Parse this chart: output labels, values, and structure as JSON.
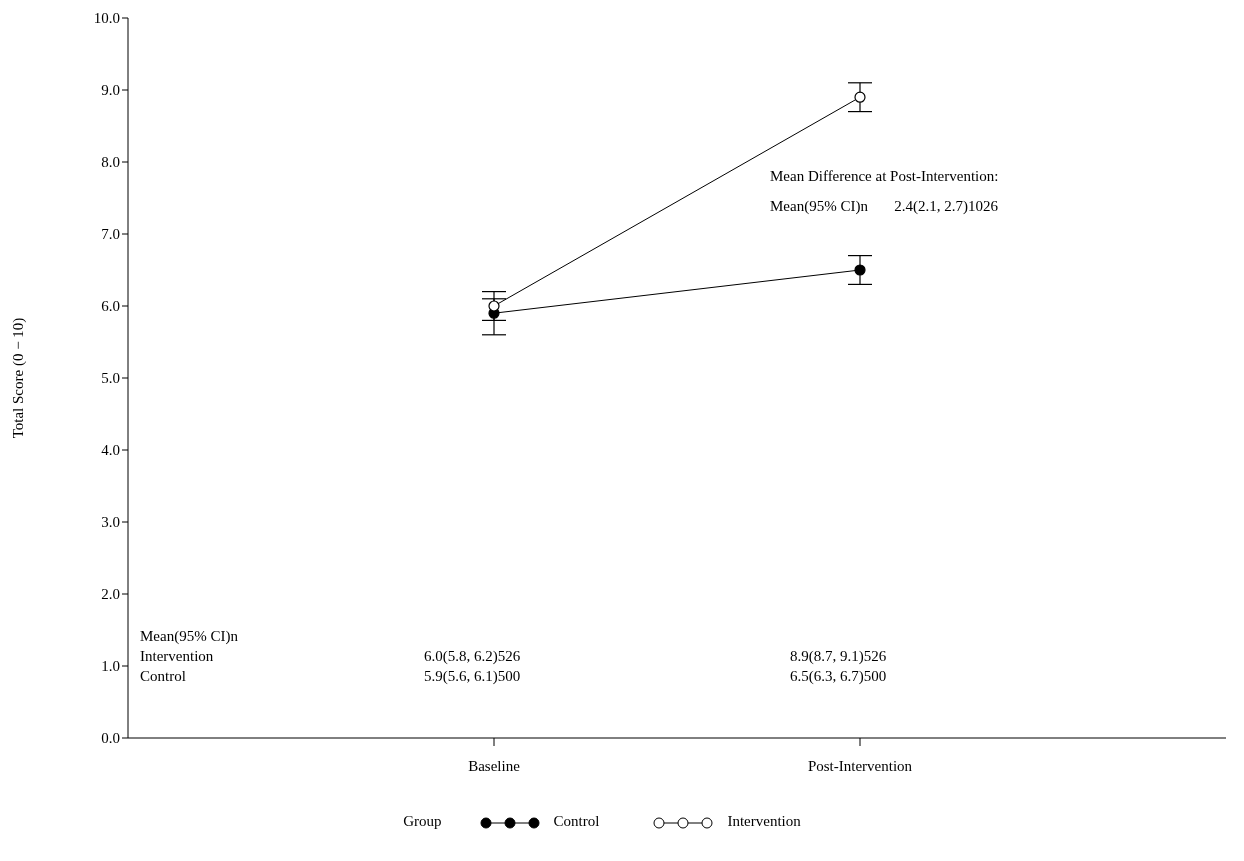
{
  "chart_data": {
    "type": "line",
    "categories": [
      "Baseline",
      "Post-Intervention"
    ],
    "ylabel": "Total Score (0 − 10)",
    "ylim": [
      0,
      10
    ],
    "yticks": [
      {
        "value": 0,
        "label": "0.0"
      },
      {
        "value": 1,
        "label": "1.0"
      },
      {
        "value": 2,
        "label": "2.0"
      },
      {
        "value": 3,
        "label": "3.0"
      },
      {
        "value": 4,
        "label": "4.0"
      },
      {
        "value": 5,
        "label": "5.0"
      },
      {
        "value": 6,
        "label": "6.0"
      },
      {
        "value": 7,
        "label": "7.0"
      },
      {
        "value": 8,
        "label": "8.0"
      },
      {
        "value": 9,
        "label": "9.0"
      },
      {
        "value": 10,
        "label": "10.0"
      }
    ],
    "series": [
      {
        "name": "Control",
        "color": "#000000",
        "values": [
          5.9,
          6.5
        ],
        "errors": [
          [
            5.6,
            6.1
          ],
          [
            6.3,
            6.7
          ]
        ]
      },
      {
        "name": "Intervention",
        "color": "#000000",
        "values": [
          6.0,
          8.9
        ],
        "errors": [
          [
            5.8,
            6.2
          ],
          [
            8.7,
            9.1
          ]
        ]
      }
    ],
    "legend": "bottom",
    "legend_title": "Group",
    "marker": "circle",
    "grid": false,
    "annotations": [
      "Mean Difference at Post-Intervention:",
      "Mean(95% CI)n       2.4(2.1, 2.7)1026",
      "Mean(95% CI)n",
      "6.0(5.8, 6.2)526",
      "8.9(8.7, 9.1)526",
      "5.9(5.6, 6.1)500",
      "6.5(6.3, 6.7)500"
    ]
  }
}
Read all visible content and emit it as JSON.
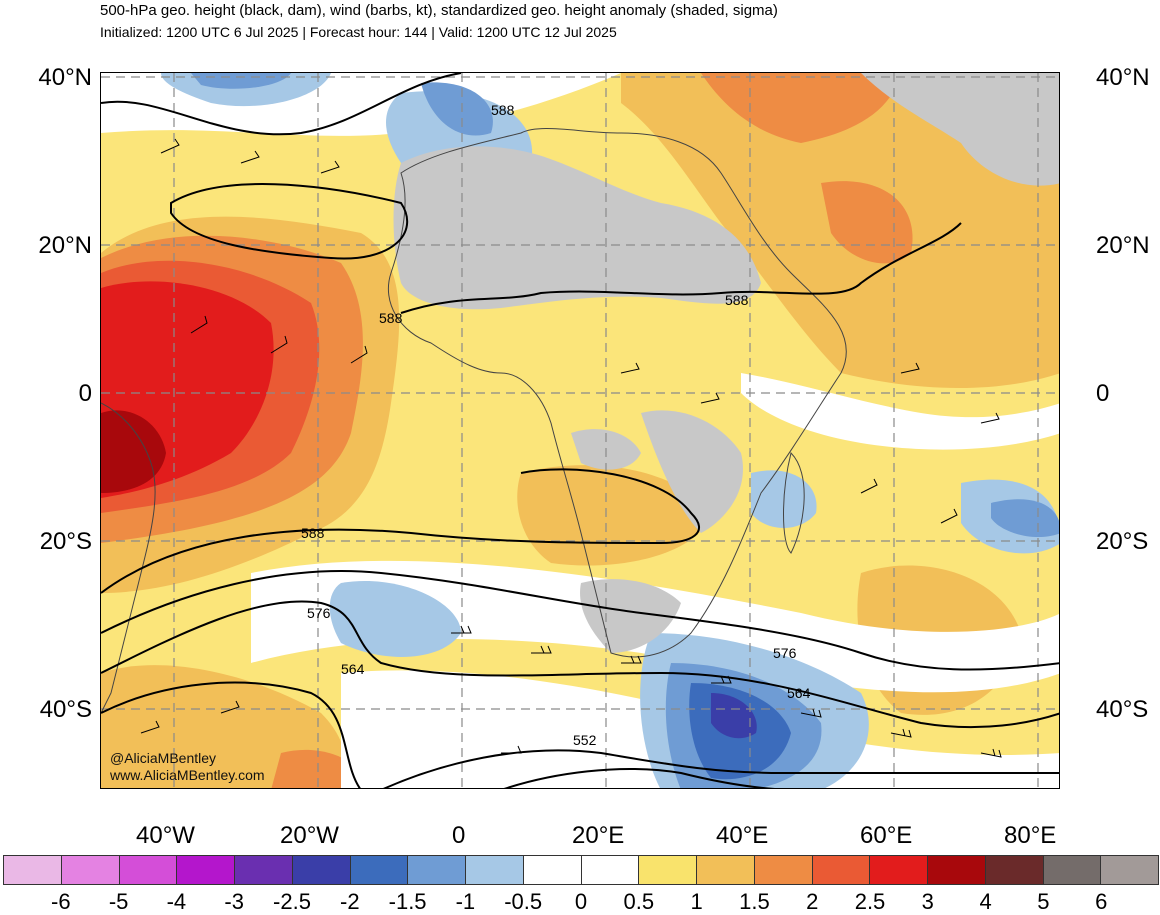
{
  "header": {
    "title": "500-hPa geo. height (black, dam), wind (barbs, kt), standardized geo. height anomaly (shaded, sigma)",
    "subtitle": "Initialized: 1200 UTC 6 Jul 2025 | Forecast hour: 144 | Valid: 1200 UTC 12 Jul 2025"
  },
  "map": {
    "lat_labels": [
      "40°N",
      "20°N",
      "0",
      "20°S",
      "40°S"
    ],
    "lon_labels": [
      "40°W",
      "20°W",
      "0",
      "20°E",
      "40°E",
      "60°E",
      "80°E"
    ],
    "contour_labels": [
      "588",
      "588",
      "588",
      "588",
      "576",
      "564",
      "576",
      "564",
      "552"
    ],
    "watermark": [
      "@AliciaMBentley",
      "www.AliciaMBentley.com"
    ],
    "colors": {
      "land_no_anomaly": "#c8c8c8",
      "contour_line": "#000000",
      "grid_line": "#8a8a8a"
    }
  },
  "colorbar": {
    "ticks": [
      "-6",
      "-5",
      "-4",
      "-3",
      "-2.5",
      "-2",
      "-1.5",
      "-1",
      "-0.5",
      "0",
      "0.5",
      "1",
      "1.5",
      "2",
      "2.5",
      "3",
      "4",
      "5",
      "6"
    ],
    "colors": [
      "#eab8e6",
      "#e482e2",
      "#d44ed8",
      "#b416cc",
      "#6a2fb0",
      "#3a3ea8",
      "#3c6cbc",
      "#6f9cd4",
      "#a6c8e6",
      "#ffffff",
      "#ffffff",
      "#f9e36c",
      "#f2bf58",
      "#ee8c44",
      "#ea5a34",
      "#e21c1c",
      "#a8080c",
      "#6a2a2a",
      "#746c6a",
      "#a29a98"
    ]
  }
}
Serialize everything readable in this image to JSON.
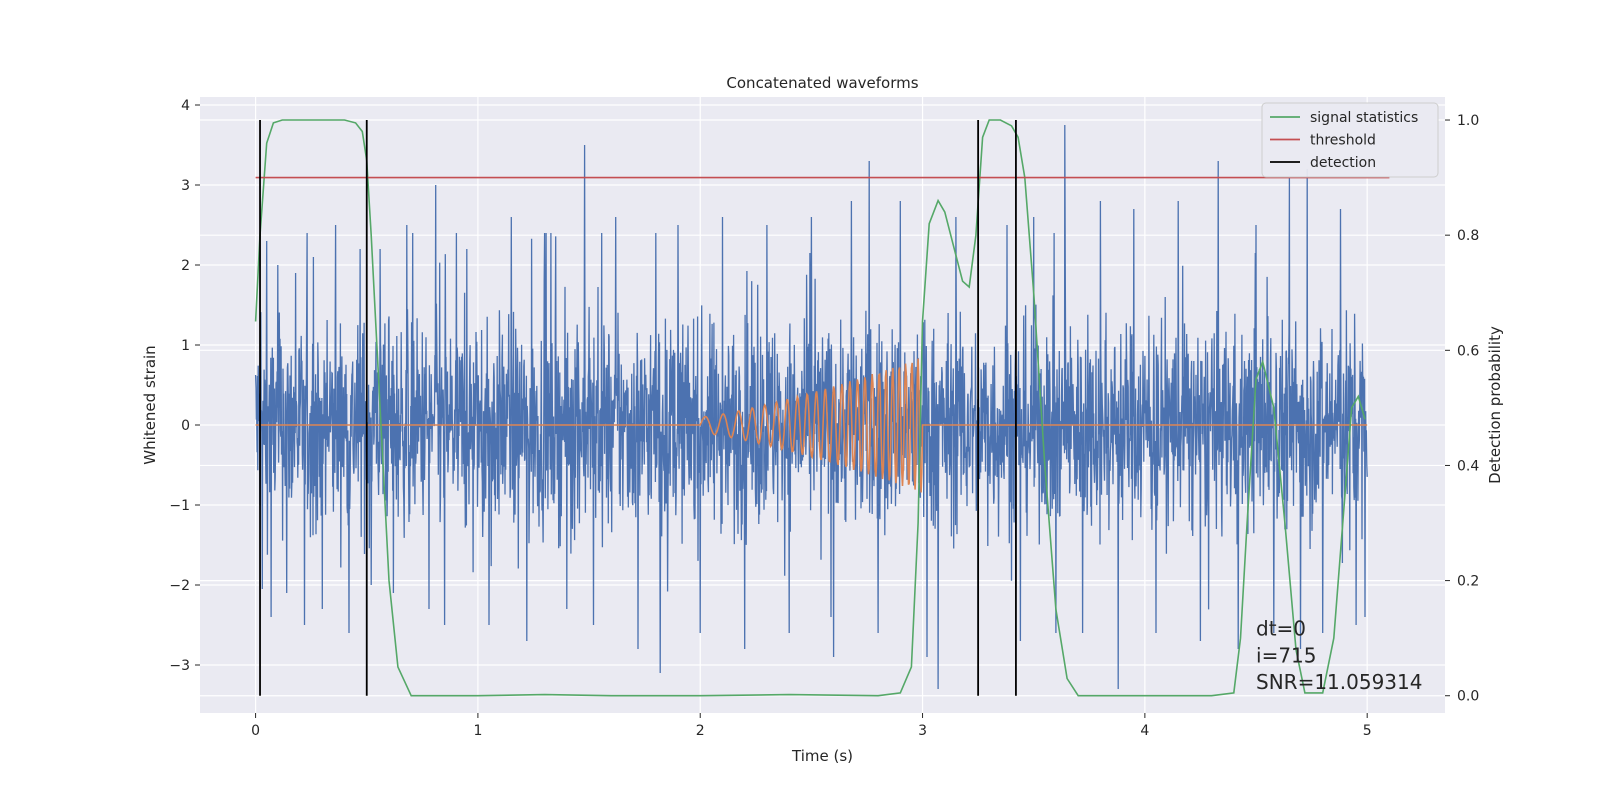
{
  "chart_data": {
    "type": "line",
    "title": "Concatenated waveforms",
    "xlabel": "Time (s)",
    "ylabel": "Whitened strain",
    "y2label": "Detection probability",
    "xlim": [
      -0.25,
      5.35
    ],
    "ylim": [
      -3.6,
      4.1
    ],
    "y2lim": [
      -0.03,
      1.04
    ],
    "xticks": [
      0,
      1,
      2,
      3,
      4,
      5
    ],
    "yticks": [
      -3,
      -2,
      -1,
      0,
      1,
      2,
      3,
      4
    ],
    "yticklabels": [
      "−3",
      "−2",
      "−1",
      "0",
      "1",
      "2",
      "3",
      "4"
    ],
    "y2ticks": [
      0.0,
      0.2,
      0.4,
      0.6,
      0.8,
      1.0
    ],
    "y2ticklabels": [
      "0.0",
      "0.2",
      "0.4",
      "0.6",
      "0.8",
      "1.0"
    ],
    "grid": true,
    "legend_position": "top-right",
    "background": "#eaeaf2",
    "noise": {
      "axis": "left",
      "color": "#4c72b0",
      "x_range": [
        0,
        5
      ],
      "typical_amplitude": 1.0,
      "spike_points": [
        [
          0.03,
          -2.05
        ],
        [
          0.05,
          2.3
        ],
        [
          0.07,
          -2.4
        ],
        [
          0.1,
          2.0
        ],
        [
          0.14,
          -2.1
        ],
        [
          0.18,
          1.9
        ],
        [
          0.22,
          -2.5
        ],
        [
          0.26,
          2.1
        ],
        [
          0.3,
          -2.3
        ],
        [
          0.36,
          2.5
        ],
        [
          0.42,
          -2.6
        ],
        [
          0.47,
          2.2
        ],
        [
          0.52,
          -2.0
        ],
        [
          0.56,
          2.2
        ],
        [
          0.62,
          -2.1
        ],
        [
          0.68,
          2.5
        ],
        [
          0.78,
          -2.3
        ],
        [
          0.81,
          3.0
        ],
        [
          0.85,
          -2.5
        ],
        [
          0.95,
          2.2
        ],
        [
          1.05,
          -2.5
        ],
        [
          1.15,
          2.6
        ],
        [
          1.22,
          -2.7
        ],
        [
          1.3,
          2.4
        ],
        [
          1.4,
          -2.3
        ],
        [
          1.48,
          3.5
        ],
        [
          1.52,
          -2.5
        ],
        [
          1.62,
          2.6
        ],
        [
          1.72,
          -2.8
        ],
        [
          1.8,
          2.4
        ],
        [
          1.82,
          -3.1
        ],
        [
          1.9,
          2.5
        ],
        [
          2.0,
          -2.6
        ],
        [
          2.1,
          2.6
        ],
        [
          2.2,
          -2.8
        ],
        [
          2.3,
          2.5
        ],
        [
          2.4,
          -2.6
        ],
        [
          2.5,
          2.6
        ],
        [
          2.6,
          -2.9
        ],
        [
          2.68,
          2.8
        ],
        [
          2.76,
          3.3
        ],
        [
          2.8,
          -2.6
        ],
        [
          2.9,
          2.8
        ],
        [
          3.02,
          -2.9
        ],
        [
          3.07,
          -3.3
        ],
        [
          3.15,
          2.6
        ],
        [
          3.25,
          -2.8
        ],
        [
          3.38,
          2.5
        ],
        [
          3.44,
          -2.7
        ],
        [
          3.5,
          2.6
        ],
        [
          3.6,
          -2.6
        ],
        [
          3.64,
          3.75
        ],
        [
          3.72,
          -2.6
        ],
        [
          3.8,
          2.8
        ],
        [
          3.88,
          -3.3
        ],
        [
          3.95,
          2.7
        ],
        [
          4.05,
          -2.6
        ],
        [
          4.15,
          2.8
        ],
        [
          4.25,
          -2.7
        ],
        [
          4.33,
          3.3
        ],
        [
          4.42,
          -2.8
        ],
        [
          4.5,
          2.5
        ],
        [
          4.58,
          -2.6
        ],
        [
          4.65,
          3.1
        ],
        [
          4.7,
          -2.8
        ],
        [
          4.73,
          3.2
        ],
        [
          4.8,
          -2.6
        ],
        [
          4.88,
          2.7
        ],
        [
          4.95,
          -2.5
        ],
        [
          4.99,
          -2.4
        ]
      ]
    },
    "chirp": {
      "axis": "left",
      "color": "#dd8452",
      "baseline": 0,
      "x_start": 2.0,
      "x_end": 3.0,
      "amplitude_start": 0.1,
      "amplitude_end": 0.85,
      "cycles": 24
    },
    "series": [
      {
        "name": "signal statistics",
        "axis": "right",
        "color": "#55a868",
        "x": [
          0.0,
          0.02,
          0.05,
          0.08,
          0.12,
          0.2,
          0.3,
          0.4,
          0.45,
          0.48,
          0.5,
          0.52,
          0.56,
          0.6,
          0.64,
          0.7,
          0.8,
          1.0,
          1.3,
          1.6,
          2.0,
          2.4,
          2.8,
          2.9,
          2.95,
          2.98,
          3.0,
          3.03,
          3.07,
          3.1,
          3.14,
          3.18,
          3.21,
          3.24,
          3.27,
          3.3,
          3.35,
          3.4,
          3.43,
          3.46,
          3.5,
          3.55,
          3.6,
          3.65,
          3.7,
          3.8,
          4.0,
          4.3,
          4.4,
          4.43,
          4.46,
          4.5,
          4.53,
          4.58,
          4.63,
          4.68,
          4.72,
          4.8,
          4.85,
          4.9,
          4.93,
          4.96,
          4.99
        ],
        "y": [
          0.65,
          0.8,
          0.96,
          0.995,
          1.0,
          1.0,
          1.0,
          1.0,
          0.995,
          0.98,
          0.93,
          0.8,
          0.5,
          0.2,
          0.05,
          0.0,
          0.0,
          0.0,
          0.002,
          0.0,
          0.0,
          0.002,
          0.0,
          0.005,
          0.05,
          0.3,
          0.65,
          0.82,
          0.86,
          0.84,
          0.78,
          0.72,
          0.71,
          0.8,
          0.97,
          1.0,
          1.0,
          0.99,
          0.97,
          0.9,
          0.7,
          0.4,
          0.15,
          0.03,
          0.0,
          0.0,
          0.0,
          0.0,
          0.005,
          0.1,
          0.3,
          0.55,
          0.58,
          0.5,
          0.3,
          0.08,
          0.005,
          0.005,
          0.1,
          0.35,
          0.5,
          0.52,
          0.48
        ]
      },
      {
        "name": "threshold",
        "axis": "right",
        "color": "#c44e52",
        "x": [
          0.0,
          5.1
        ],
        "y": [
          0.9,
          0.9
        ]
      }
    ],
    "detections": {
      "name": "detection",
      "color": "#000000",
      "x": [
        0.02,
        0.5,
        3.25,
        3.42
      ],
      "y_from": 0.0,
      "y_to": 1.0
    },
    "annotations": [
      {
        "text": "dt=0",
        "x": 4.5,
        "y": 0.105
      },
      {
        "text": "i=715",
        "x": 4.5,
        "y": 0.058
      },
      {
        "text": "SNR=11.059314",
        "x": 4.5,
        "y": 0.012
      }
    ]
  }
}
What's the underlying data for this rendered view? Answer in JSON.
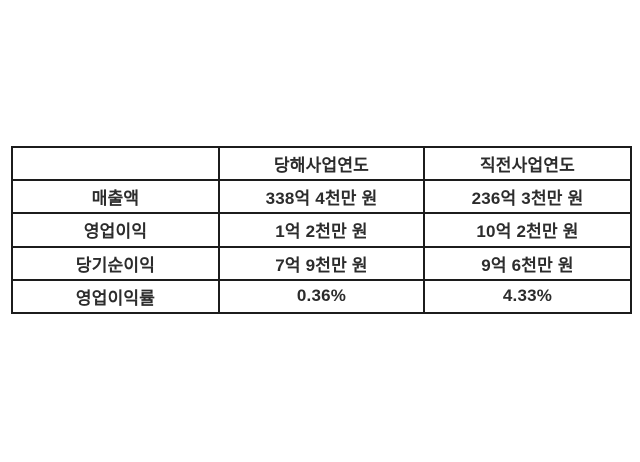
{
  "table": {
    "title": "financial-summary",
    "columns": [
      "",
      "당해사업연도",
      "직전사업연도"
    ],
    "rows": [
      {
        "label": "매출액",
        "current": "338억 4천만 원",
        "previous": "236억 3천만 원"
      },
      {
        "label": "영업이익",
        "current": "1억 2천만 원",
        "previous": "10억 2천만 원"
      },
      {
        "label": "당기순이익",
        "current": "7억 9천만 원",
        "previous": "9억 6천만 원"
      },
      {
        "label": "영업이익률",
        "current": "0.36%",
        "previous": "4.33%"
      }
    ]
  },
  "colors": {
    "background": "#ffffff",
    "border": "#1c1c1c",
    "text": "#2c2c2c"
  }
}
━━━━━━━━
> **Task description**
From the entries above, copy every line where the word "previous" shows up.

> **Written answer**
        "previous": "236억 3천만 원"
        "previous": "10억 2천만 원"
        "previous": "9억 6천만 원"
        "previous": "4.33%"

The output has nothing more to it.